ACTION ITEM: Look through the entries below and report every line that has "other".

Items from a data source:
· · · · ·
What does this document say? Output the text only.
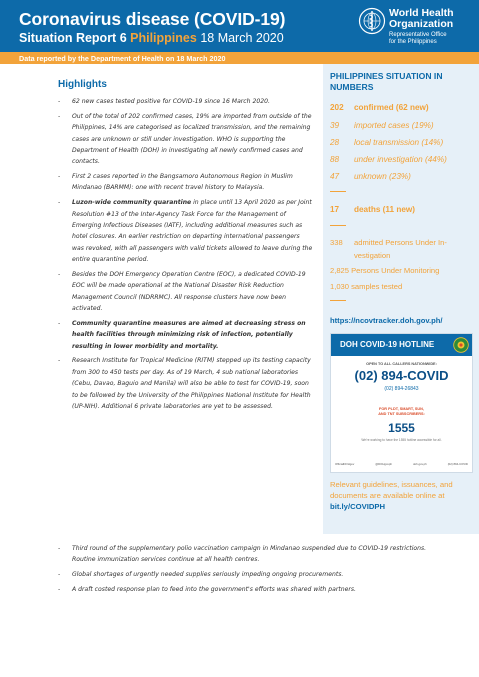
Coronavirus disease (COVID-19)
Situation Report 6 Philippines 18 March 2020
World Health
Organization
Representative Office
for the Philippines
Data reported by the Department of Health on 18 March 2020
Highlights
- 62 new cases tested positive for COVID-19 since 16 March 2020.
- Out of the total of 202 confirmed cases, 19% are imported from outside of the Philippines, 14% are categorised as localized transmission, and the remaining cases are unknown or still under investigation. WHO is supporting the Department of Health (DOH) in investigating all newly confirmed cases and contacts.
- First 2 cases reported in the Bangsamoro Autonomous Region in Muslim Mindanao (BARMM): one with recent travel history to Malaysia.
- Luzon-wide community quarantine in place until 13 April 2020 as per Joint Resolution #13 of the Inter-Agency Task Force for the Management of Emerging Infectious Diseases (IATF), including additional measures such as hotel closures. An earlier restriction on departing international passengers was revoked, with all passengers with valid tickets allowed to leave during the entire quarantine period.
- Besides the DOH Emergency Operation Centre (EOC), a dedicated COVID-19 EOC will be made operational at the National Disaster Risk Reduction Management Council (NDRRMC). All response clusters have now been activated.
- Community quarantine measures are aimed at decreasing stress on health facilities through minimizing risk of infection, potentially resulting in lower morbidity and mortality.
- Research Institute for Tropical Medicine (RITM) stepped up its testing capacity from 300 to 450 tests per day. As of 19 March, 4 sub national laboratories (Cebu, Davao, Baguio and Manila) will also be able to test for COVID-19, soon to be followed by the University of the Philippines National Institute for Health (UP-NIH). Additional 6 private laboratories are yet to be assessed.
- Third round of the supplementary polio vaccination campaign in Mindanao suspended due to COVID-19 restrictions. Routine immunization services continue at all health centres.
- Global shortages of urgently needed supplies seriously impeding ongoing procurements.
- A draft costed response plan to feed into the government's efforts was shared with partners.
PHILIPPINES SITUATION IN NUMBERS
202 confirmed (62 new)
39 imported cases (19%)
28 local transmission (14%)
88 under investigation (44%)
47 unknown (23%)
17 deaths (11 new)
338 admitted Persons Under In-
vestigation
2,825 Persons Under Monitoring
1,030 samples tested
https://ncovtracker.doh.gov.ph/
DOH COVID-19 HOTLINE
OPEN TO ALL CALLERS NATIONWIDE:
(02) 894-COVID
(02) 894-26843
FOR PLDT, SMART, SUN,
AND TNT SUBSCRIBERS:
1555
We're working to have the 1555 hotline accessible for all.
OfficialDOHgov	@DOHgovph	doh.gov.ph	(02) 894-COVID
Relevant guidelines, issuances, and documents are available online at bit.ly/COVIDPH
· · · · ·
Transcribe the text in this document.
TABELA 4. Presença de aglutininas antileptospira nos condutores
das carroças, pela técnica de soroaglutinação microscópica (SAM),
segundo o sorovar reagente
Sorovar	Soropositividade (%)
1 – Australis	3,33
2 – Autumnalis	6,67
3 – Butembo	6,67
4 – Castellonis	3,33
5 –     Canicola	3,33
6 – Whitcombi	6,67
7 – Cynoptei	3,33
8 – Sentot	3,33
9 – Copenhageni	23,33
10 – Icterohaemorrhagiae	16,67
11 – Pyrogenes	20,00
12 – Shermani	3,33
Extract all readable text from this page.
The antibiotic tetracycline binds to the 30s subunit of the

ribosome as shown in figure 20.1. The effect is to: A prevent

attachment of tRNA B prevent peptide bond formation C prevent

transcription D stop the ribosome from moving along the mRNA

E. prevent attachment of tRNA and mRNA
· · · · ·
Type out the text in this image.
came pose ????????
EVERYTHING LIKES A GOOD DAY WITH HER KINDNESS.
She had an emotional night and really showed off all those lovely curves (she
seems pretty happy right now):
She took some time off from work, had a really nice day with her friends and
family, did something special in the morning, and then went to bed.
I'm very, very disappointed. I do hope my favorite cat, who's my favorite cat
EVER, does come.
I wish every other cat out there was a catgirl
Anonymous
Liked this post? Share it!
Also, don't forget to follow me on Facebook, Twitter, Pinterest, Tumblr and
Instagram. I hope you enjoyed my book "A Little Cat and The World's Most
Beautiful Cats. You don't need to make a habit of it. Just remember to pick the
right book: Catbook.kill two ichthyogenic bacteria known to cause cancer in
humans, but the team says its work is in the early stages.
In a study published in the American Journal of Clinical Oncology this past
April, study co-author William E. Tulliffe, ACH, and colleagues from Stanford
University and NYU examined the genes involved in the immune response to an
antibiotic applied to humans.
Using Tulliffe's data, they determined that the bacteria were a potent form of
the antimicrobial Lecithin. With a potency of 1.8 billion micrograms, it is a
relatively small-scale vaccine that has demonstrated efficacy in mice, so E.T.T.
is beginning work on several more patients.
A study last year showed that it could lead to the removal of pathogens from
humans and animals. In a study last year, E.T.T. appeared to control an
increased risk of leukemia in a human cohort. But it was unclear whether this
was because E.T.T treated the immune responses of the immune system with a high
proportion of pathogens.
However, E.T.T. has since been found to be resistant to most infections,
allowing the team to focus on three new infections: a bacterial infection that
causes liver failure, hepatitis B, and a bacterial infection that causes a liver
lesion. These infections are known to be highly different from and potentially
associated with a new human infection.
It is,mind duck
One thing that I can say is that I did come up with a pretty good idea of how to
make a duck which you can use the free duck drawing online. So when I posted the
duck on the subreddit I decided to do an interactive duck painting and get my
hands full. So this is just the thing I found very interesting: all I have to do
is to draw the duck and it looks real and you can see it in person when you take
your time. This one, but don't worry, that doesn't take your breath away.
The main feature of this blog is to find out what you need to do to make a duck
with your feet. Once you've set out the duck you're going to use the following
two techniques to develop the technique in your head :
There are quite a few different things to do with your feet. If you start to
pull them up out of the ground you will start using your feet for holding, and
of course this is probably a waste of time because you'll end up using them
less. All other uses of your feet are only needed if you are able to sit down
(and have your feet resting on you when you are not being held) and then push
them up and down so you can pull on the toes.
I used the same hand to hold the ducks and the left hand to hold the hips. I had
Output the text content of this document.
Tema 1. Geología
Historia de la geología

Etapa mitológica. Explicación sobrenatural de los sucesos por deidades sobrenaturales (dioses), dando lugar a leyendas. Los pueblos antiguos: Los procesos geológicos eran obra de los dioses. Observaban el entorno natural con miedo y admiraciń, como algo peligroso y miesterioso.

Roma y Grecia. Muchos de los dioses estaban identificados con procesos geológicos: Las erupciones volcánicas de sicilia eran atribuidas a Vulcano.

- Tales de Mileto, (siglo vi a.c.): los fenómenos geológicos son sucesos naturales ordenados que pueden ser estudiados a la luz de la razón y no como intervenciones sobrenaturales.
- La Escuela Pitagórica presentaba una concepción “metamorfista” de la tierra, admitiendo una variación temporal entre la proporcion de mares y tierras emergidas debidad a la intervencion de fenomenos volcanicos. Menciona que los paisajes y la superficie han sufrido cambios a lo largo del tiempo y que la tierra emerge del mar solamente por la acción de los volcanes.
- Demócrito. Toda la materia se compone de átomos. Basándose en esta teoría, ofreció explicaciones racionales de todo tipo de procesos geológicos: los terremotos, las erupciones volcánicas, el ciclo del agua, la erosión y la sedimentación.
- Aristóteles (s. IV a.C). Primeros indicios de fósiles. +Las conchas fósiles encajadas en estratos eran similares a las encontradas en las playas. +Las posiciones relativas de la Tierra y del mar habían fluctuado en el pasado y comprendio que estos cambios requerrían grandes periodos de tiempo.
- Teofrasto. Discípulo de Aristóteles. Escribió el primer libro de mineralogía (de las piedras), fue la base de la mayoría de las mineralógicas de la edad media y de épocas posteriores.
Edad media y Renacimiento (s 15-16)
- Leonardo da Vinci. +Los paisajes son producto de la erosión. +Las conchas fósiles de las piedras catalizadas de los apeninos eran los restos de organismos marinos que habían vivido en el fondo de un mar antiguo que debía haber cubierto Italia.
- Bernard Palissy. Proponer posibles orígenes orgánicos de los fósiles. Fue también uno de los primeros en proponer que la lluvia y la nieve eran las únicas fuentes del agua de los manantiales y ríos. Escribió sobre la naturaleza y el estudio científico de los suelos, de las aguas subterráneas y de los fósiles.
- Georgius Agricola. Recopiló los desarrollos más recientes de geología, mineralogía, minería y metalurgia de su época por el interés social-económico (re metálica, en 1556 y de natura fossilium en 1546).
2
· · · · ·
TASK OUTPUT:
I wish every other cat out there was a catgirl
less. All other uses of your feet are only needed if you are able to sit down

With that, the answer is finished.